- [Task description]: In the records below, pick out all lines containing the word "partición".

- [Materials provided]:
-- BEGIN --

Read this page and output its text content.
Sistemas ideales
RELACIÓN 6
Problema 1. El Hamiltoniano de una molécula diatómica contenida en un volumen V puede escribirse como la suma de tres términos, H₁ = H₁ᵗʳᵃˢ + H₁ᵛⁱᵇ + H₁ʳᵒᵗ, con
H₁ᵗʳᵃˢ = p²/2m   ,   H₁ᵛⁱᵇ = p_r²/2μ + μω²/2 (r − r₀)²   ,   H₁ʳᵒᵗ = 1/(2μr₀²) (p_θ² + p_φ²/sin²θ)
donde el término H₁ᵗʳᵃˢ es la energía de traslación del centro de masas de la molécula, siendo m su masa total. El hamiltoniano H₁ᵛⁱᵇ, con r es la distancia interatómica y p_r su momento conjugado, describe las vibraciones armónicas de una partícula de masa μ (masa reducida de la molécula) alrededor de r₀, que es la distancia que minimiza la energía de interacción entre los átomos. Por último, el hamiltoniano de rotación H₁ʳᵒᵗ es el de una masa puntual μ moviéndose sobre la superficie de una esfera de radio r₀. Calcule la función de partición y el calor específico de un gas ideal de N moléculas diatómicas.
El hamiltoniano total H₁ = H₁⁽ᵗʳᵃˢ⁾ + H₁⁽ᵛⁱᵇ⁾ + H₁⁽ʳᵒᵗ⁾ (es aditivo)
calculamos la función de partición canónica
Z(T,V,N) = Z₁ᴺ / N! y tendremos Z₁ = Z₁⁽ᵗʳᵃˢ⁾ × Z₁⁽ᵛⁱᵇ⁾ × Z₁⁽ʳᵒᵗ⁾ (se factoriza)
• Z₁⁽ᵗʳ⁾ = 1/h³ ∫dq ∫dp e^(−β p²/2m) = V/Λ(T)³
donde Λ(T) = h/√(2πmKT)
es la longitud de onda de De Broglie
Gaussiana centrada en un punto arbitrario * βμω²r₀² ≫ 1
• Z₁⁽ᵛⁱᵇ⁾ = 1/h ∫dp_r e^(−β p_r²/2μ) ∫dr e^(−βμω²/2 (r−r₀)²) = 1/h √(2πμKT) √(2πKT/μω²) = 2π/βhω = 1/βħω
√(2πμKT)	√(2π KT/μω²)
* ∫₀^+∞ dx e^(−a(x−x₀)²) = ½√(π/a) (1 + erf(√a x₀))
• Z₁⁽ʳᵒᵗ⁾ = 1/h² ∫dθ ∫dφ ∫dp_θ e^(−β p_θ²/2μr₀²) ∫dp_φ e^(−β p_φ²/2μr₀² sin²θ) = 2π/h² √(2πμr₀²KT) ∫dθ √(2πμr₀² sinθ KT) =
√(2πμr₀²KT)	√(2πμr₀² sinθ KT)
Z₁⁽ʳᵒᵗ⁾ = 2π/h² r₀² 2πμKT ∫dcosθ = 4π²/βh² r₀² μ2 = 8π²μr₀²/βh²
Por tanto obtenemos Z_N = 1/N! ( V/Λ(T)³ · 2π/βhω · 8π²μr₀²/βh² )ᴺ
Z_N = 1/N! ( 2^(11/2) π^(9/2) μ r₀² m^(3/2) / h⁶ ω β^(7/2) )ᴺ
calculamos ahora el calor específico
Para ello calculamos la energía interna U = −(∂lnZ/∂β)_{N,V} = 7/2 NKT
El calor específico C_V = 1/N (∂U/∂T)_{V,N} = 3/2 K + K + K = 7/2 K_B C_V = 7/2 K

-- END --

- [Answer to the problem]:
donde el término H₁ᵗʳᵃˢ es la energía de traslación del centro de masas de la molécula, siendo m su masa total. El hamiltoniano H₁ᵛⁱᵇ, con r es la distancia interatómica y p_r su momento conjugado, describe las vibraciones armónicas de una partícula de masa μ (masa reducida de la molécula) alrededor de r₀, que es la distancia que minimiza la energía de interacción entre los átomos. Por último, el hamiltoniano de rotación H₁ʳᵒᵗ es el de una masa puntual μ moviéndose sobre la superficie de una esfera de radio r₀. Calcule la función de partición y el calor específico de un gas ideal de N moléculas diatómicas.
calculamos la función de partición canónica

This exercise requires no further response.